Data entries
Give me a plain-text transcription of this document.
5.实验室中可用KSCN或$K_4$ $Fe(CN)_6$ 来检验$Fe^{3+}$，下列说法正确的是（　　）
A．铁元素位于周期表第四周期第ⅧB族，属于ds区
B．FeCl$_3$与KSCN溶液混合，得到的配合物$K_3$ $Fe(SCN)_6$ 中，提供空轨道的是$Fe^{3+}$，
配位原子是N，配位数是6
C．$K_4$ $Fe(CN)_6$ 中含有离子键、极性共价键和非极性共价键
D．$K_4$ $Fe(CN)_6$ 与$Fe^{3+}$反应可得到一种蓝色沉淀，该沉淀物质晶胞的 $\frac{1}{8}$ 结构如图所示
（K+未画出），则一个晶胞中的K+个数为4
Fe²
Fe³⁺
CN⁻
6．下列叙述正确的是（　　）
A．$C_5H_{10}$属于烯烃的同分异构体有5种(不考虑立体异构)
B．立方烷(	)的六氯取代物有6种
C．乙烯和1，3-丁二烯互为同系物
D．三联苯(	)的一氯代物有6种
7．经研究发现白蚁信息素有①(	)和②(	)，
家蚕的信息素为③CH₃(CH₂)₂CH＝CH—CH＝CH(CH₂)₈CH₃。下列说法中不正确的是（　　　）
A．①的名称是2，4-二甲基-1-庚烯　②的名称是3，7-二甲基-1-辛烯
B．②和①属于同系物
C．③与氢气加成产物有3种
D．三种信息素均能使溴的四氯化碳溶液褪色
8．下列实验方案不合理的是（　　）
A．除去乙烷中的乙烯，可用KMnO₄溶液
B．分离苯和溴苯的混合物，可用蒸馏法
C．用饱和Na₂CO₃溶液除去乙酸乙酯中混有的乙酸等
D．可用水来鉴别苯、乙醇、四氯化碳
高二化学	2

## [SET EXERCISE]
Retype every record above exactly as it appears.

## [THE COMPLETED TASK]
Give me a plain-text transcription of this document.
5.实验室中可用KSCN或$K_4$ $Fe(CN)_6$ 来检验$Fe^{3+}$，下列说法正确的是（　　）
A．铁元素位于周期表第四周期第ⅧB族，属于ds区
B．FeCl$_3$与KSCN溶液混合，得到的配合物$K_3$ $Fe(SCN)_6$ 中，提供空轨道的是$Fe^{3+}$，
配位原子是N，配位数是6
C．$K_4$ $Fe(CN)_6$ 中含有离子键、极性共价键和非极性共价键
D．$K_4$ $Fe(CN)_6$ 与$Fe^{3+}$反应可得到一种蓝色沉淀，该沉淀物质晶胞的 $\frac{1}{8}$ 结构如图所示
（K+未画出），则一个晶胞中的K+个数为4
Fe²
Fe³⁺
CN⁻
6．下列叙述正确的是（　　）
A．$C_5H_{10}$属于烯烃的同分异构体有5种(不考虑立体异构)
B．立方烷(	)的六氯取代物有6种
C．乙烯和1，3-丁二烯互为同系物
D．三联苯(	)的一氯代物有6种
7．经研究发现白蚁信息素有①(	)和②(	)，
家蚕的信息素为③CH₃(CH₂)₂CH＝CH—CH＝CH(CH₂)₈CH₃。下列说法中不正确的是（　　　）
A．①的名称是2，4-二甲基-1-庚烯　②的名称是3，7-二甲基-1-辛烯
B．②和①属于同系物
C．③与氢气加成产物有3种
D．三种信息素均能使溴的四氯化碳溶液褪色
8．下列实验方案不合理的是（　　）
A．除去乙烷中的乙烯，可用KMnO₄溶液
B．分离苯和溴苯的混合物，可用蒸馏法
C．用饱和Na₂CO₃溶液除去乙酸乙酯中混有的乙酸等
D．可用水来鉴别苯、乙醇、四氯化碳
高二化学	2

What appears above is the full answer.